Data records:
○ ○ ○ ○ ○ ○ ○

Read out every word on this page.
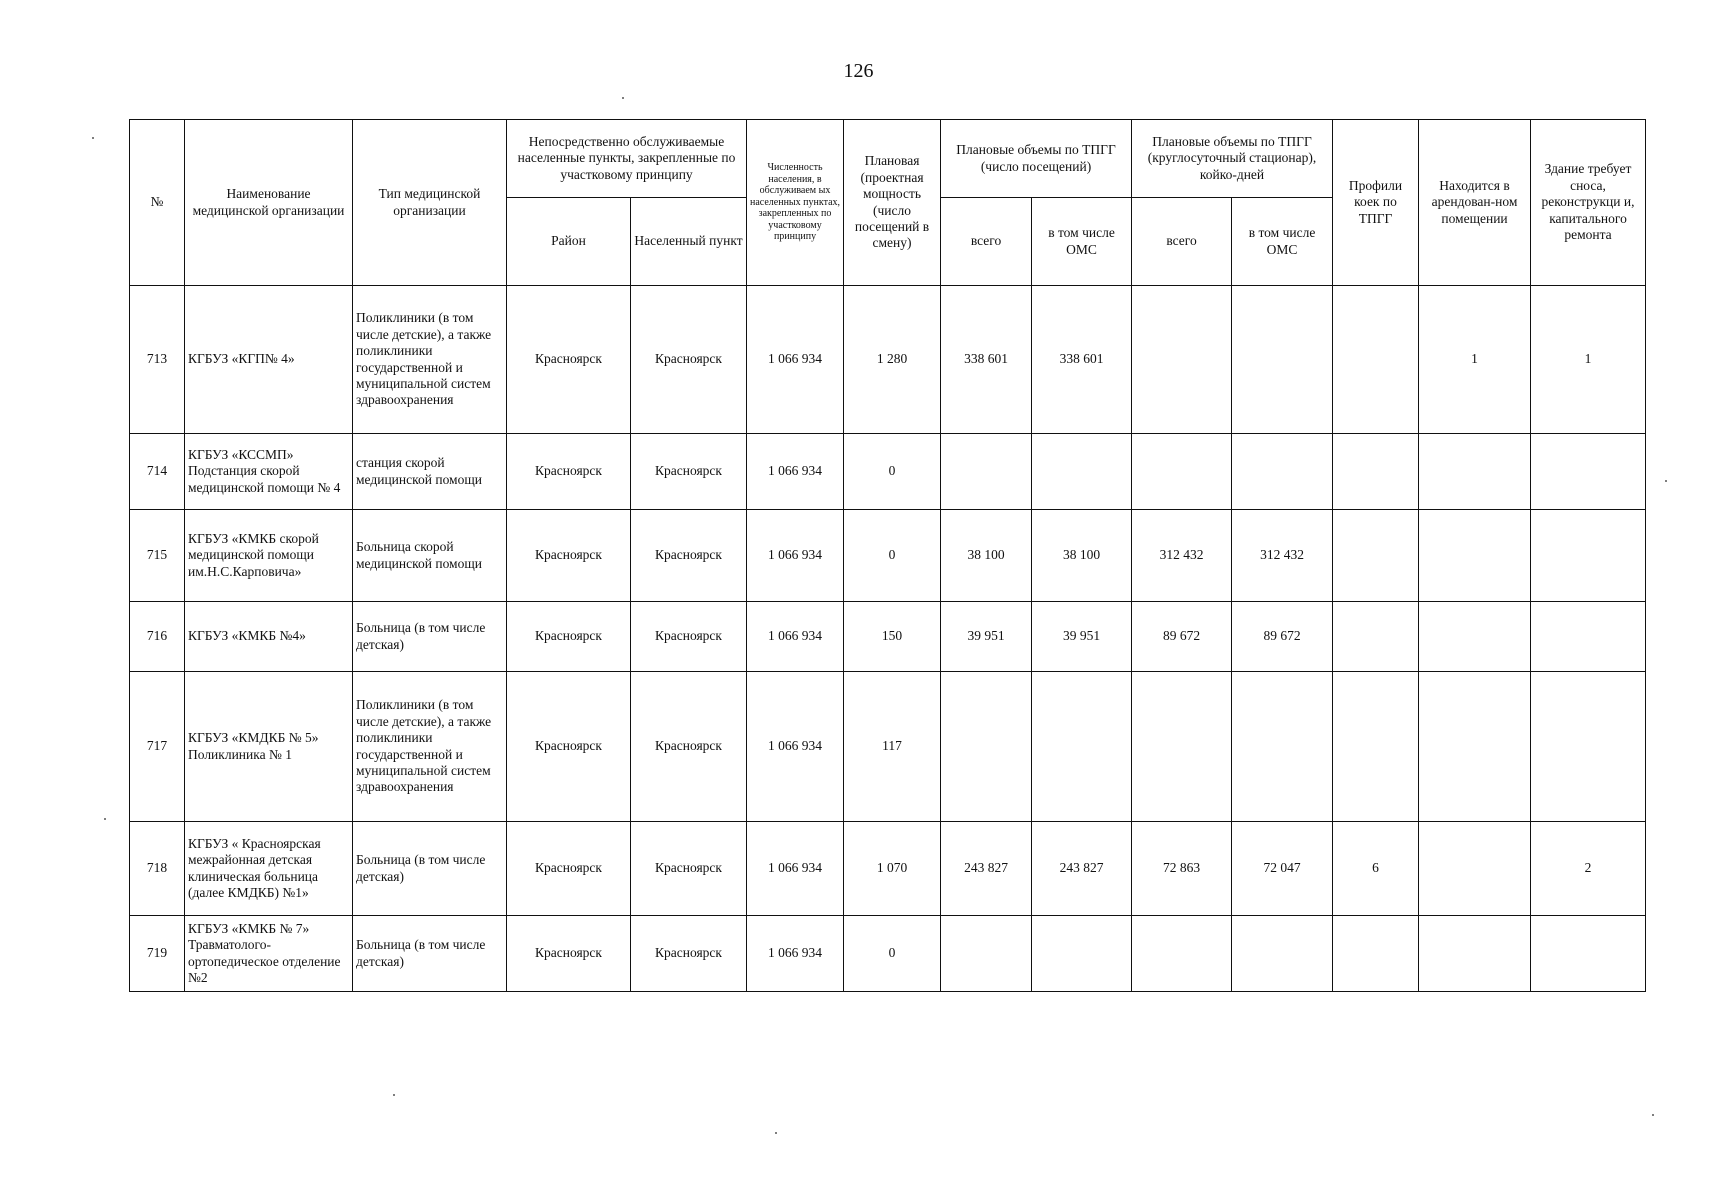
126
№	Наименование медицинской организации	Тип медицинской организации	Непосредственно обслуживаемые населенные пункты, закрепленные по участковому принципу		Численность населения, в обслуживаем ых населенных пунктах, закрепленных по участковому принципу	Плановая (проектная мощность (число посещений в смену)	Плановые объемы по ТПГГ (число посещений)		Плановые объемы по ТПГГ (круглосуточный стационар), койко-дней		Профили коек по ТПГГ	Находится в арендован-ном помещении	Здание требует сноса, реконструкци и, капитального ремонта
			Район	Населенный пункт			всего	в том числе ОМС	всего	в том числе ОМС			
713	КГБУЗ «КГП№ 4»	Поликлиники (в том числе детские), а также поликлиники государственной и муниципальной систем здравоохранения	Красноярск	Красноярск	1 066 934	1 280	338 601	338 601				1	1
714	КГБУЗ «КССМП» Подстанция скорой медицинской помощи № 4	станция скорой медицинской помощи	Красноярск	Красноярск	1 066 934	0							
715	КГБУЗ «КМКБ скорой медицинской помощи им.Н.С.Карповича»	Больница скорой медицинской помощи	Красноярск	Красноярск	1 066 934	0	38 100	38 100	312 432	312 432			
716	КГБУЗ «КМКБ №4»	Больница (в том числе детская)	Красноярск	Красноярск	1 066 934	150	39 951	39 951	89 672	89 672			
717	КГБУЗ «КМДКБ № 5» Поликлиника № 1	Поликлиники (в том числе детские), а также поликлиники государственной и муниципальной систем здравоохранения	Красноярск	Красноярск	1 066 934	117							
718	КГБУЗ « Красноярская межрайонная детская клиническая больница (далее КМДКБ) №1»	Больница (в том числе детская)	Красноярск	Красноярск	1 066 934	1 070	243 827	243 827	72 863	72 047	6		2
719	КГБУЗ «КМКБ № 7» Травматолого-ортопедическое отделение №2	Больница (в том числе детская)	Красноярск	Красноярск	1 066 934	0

○ ○ ○ ○ ○ ○ ○

Repeat the records word for word. Any picture in them should be left out.

Read out every word on this page.
126
№	Наименование медицинской организации	Тип медицинской организации	Непосредственно обслуживаемые населенные пункты, закрепленные по участковому принципу		Численность населения, в обслуживаем ых населенных пунктах, закрепленных по участковому принципу	Плановая (проектная мощность (число посещений в смену)	Плановые объемы по ТПГГ (число посещений)		Плановые объемы по ТПГГ (круглосуточный стационар), койко-дней		Профили коек по ТПГГ	Находится в арендован-ном помещении	Здание требует сноса, реконструкци и, капитального ремонта
			Район	Населенный пункт			всего	в том числе ОМС	всего	в том числе ОМС			
713	КГБУЗ «КГП№ 4»	Поликлиники (в том числе детские), а также поликлиники государственной и муниципальной систем здравоохранения	Красноярск	Красноярск	1 066 934	1 280	338 601	338 601				1	1
714	КГБУЗ «КССМП» Подстанция скорой медицинской помощи № 4	станция скорой медицинской помощи	Красноярск	Красноярск	1 066 934	0							
715	КГБУЗ «КМКБ скорой медицинской помощи им.Н.С.Карповича»	Больница скорой медицинской помощи	Красноярск	Красноярск	1 066 934	0	38 100	38 100	312 432	312 432			
716	КГБУЗ «КМКБ №4»	Больница (в том числе детская)	Красноярск	Красноярск	1 066 934	150	39 951	39 951	89 672	89 672			
717	КГБУЗ «КМДКБ № 5» Поликлиника № 1	Поликлиники (в том числе детские), а также поликлиники государственной и муниципальной систем здравоохранения	Красноярск	Красноярск	1 066 934	117							
718	КГБУЗ « Красноярская межрайонная детская клиническая больница (далее КМДКБ) №1»	Больница (в том числе детская)	Красноярск	Красноярск	1 066 934	1 070	243 827	243 827	72 863	72 047	6		2
719	КГБУЗ «КМКБ № 7» Травматолого-ортопедическое отделение №2	Больница (в том числе детская)	Красноярск	Красноярск	1 066 934	0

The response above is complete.